AIM:
Pull out every line below holding the word "exhibition".

[Collection entries]
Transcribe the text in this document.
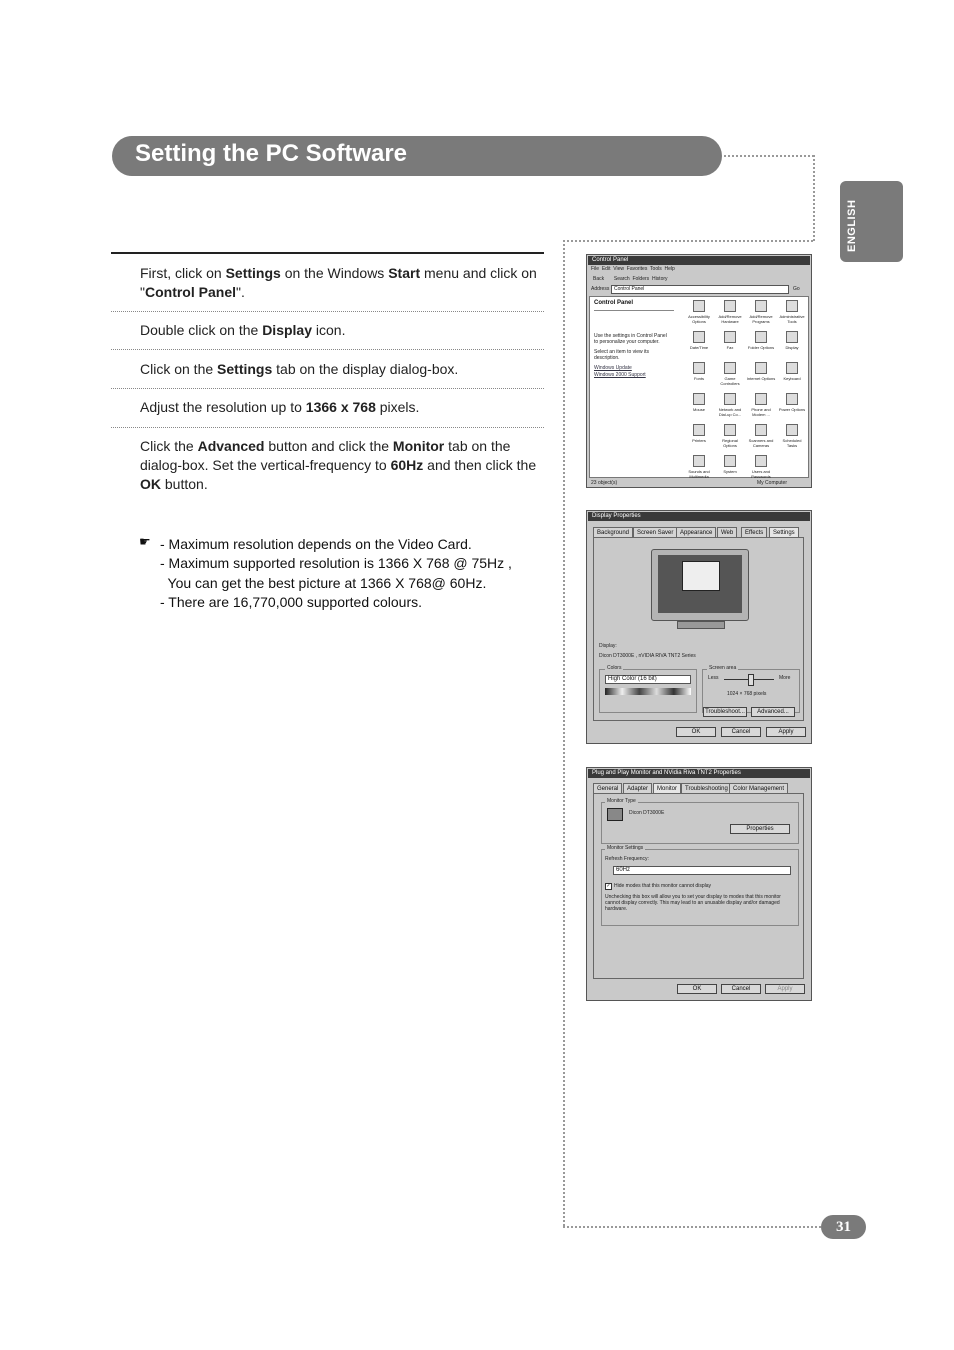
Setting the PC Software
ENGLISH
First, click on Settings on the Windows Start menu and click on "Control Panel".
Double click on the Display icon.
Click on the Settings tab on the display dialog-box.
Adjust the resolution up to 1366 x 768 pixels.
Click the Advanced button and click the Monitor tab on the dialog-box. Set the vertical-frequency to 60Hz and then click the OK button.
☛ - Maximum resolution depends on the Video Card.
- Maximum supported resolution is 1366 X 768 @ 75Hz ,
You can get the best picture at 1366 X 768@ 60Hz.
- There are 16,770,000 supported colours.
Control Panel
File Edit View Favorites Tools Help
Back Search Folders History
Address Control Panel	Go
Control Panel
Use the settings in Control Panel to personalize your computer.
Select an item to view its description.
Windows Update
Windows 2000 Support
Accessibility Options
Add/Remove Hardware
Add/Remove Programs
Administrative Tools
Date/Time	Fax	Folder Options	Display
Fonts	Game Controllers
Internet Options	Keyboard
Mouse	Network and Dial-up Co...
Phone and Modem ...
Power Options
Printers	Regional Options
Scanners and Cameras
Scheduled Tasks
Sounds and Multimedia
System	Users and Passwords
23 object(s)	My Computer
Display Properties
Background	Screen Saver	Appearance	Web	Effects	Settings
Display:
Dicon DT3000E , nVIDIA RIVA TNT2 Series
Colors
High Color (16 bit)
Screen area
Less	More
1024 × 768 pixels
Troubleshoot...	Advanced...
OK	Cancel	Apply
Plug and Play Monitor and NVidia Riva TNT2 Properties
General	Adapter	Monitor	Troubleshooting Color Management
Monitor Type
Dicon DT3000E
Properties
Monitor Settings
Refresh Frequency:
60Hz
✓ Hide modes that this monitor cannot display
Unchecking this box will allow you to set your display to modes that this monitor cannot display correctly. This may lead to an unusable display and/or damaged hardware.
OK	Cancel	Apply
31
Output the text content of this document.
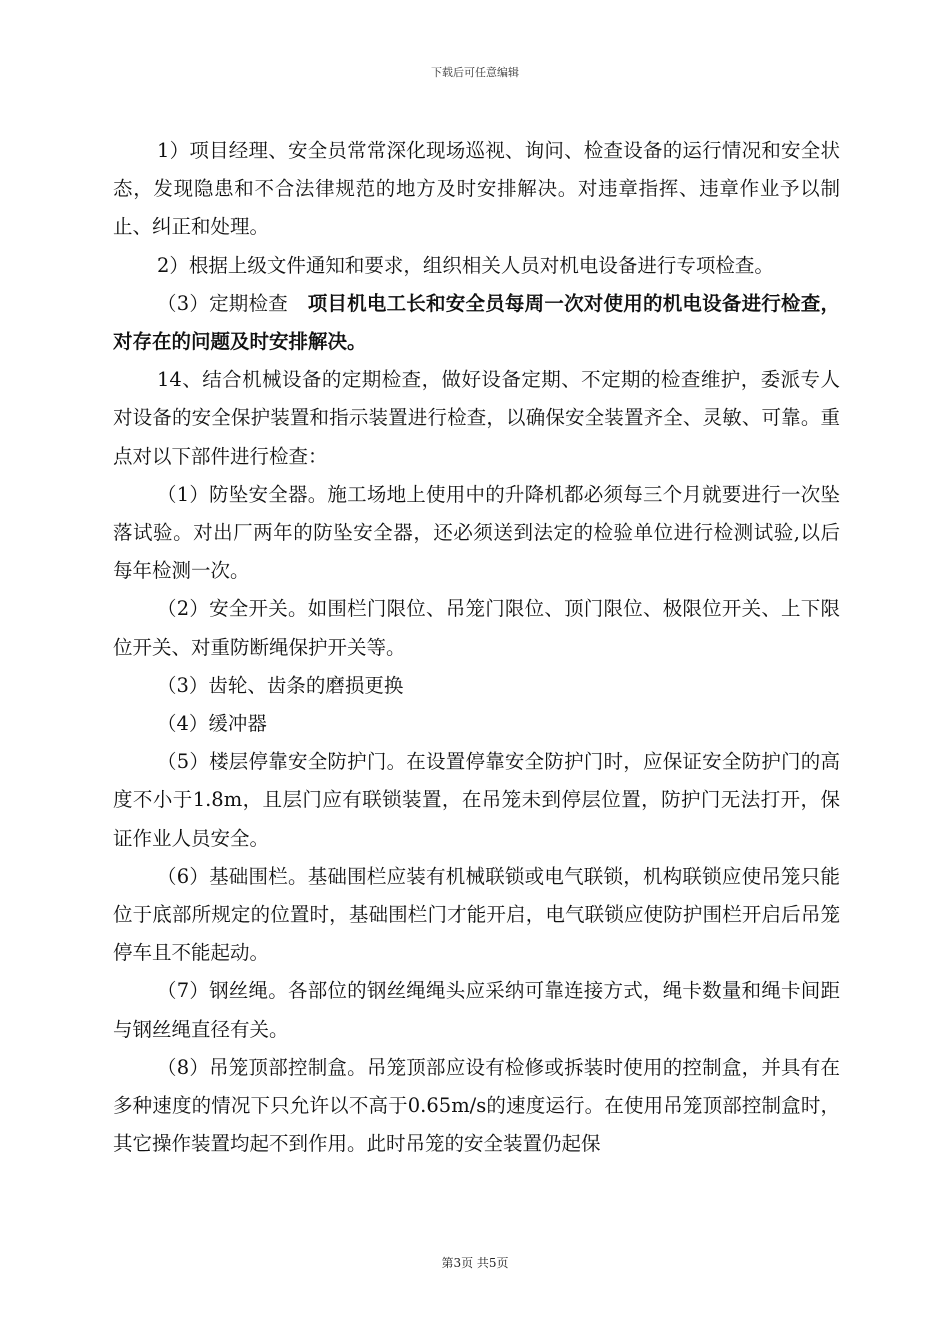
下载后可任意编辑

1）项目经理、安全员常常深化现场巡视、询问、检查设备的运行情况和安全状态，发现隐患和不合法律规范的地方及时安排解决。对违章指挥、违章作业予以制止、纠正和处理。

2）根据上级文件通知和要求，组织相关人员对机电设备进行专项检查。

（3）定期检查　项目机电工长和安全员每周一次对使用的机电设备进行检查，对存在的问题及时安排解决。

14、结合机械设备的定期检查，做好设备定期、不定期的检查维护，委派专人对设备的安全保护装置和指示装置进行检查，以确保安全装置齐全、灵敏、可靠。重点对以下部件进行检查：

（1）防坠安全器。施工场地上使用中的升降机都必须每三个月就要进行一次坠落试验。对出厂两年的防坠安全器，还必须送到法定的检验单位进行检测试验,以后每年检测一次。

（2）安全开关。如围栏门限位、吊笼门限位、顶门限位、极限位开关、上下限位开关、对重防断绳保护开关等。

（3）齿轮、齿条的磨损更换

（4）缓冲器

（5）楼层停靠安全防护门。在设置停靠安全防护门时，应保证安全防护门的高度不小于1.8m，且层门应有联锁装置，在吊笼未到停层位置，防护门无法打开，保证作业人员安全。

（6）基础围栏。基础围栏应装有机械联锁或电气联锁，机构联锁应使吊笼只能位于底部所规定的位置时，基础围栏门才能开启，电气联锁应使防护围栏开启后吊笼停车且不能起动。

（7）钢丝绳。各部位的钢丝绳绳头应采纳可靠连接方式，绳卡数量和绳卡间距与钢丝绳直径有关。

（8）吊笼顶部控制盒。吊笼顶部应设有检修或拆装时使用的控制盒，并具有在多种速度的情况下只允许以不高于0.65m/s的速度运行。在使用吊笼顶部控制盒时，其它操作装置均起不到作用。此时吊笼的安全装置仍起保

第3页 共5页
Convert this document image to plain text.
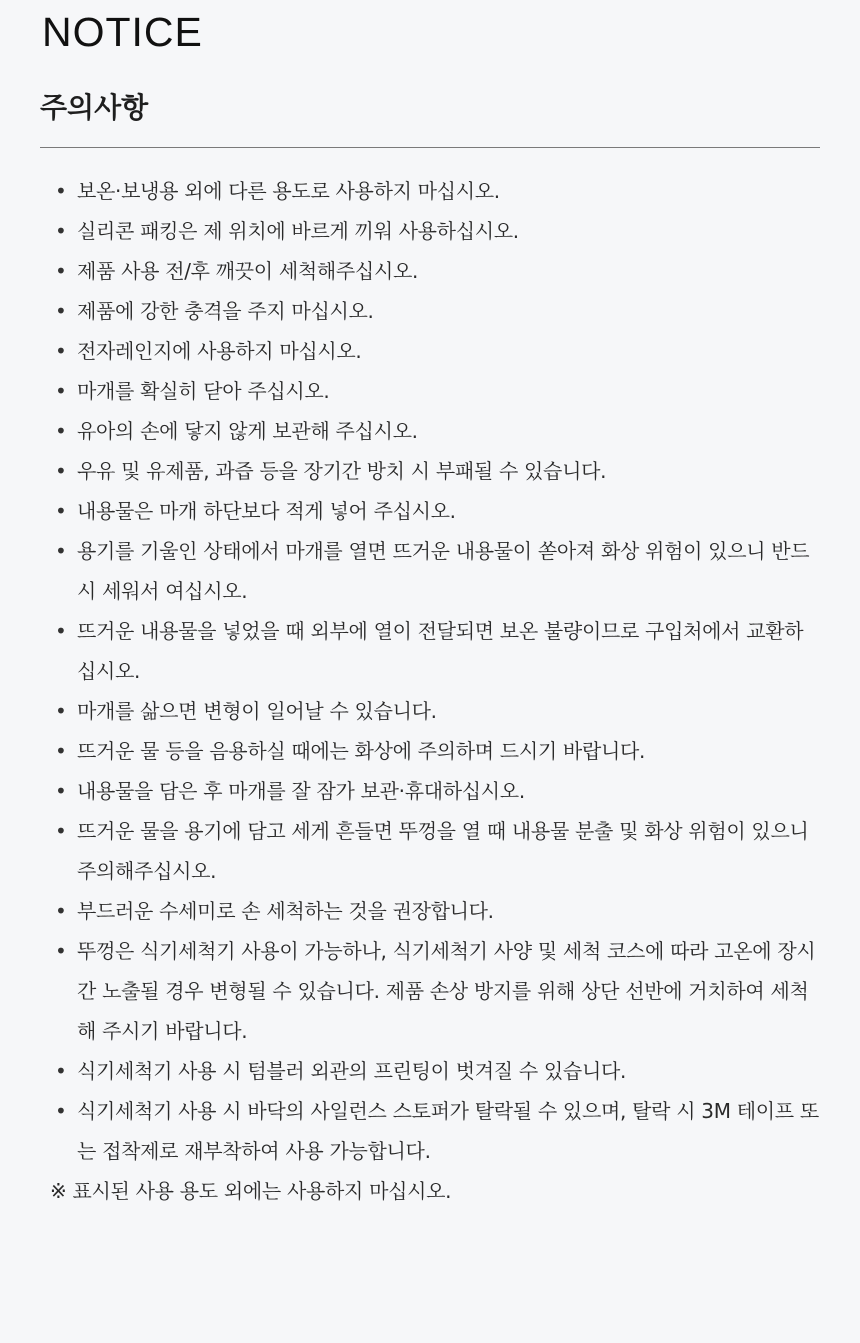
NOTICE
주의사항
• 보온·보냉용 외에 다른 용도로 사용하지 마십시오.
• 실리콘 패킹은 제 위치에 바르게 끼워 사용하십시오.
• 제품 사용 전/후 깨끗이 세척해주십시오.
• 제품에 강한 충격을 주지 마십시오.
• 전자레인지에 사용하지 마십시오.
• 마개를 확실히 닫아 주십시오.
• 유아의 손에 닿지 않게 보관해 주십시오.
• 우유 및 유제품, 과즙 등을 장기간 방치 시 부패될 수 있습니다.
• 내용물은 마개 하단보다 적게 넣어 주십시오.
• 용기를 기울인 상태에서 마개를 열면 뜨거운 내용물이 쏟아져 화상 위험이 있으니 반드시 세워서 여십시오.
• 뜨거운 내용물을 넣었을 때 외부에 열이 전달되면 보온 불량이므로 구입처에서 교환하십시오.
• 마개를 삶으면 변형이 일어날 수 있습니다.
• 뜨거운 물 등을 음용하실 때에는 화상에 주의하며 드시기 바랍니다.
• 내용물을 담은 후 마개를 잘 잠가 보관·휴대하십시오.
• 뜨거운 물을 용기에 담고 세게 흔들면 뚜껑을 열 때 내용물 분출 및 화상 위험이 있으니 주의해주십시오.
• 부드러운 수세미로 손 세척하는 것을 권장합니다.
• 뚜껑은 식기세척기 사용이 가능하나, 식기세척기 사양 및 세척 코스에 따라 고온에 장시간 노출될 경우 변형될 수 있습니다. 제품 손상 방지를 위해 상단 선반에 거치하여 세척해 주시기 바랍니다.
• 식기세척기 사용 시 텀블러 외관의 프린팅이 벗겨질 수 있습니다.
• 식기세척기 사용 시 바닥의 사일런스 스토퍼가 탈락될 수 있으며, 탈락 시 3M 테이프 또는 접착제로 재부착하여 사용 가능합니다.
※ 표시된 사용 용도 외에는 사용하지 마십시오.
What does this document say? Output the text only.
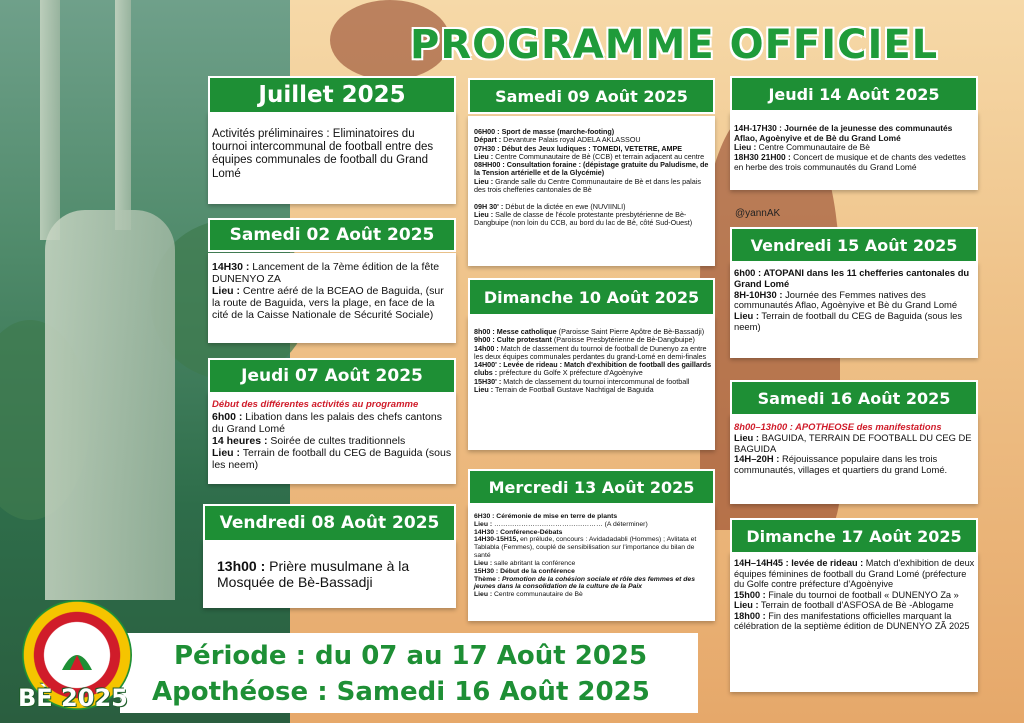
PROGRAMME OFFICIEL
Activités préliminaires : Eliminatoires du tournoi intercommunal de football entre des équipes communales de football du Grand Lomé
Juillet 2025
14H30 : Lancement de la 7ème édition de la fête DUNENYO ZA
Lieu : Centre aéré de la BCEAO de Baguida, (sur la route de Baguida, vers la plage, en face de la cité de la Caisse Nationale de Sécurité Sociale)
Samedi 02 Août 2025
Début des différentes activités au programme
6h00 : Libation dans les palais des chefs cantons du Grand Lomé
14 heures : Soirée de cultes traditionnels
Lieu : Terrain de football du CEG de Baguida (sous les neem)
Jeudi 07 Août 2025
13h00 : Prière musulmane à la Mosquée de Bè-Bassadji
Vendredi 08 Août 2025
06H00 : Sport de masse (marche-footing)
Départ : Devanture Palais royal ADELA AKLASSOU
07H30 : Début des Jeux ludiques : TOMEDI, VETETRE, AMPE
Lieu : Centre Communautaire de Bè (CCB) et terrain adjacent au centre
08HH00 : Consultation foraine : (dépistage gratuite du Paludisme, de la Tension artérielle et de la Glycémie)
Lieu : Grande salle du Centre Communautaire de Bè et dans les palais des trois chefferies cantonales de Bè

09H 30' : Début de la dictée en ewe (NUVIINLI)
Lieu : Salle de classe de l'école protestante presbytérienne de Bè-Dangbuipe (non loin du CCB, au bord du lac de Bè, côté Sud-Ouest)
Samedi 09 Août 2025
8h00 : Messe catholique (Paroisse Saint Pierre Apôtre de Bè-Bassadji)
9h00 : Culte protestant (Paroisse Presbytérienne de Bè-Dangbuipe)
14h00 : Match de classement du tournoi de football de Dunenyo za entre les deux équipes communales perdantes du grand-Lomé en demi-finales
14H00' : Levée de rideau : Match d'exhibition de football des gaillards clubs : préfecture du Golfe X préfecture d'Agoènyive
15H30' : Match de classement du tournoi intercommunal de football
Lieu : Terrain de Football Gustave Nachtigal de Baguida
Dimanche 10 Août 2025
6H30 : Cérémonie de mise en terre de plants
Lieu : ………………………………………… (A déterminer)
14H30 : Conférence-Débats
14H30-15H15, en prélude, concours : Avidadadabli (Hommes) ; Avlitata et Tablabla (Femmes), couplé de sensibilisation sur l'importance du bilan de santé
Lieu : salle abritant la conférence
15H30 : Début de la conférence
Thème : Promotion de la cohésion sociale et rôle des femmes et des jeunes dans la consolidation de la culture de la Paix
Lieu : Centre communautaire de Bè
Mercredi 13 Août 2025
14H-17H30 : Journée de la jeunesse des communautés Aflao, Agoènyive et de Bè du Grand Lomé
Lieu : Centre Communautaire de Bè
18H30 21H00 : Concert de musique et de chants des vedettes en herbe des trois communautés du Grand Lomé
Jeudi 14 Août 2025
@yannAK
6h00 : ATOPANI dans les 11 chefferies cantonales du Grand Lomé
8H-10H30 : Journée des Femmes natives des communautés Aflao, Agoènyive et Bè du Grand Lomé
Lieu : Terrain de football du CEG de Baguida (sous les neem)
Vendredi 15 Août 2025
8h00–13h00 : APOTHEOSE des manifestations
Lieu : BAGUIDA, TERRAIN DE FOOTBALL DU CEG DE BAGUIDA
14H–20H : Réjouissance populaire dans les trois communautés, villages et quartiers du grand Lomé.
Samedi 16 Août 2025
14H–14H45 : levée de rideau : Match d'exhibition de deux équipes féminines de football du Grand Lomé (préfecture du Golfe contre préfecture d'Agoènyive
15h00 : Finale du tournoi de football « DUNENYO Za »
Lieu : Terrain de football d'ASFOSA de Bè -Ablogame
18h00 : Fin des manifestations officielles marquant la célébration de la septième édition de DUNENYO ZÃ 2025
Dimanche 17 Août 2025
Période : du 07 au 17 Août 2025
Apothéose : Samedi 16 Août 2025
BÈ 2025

OUTPUT:
14H00' : Levée de rideau : Match d'exhibition de football des gaillards clubs : préfecture du Golfe X préfecture d'Agoènyive
14H–14H45 : levée de rideau : Match d'exhibition de deux équipes féminines de football du Grand Lomé (préfecture du Golfe contre préfecture d'Agoènyive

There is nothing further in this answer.